• AIM
Write out the full listing again, exactly as it stands.

━━━ MATERIAL FOR THE TASK

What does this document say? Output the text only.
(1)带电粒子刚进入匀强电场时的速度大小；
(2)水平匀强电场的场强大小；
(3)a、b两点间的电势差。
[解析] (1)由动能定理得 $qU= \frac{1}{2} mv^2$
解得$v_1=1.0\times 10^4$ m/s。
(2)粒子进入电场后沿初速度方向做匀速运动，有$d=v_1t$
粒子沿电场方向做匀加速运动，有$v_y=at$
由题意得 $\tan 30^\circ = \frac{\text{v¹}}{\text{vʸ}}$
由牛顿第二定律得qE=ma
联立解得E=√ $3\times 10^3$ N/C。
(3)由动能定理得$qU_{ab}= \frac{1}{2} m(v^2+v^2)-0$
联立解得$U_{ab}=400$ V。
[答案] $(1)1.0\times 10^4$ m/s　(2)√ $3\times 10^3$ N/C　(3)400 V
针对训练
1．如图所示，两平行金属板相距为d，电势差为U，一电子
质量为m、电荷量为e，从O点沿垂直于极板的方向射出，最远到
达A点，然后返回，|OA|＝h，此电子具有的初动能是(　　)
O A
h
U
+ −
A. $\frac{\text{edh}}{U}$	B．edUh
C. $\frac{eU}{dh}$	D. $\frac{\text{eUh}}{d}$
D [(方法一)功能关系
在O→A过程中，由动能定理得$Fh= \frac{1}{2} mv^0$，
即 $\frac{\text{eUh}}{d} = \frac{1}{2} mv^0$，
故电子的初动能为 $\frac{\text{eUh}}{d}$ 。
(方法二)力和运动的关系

━━━━━━

• OUTPUT OF THE TASK
What does this document say? Output the text only.
(1)带电粒子刚进入匀强电场时的速度大小；
(2)水平匀强电场的场强大小；
(3)a、b两点间的电势差。
[解析] (1)由动能定理得 $qU= \frac{1}{2} mv^2$
解得$v_1=1.0\times 10^4$ m/s。
(2)粒子进入电场后沿初速度方向做匀速运动，有$d=v_1t$
粒子沿电场方向做匀加速运动，有$v_y=at$
由题意得 $\tan 30^\circ = \frac{\text{v¹}}{\text{vʸ}}$
由牛顿第二定律得qE=ma
联立解得E=√ $3\times 10^3$ N/C。
(3)由动能定理得$qU_{ab}= \frac{1}{2} m(v^2+v^2)-0$
联立解得$U_{ab}=400$ V。
[答案] $(1)1.0\times 10^4$ m/s　(2)√ $3\times 10^3$ N/C　(3)400 V
针对训练
1．如图所示，两平行金属板相距为d，电势差为U，一电子
质量为m、电荷量为e，从O点沿垂直于极板的方向射出，最远到
达A点，然后返回，|OA|＝h，此电子具有的初动能是(　　)
O A
h
U
+ −
A. $\frac{\text{edh}}{U}$	B．edUh
C. $\frac{eU}{dh}$	D. $\frac{\text{eUh}}{d}$
D [(方法一)功能关系
在O→A过程中，由动能定理得$Fh= \frac{1}{2} mv^0$，
即 $\frac{\text{eUh}}{d} = \frac{1}{2} mv^0$，
故电子的初动能为 $\frac{\text{eUh}}{d}$ 。
(方法二)力和运动的关系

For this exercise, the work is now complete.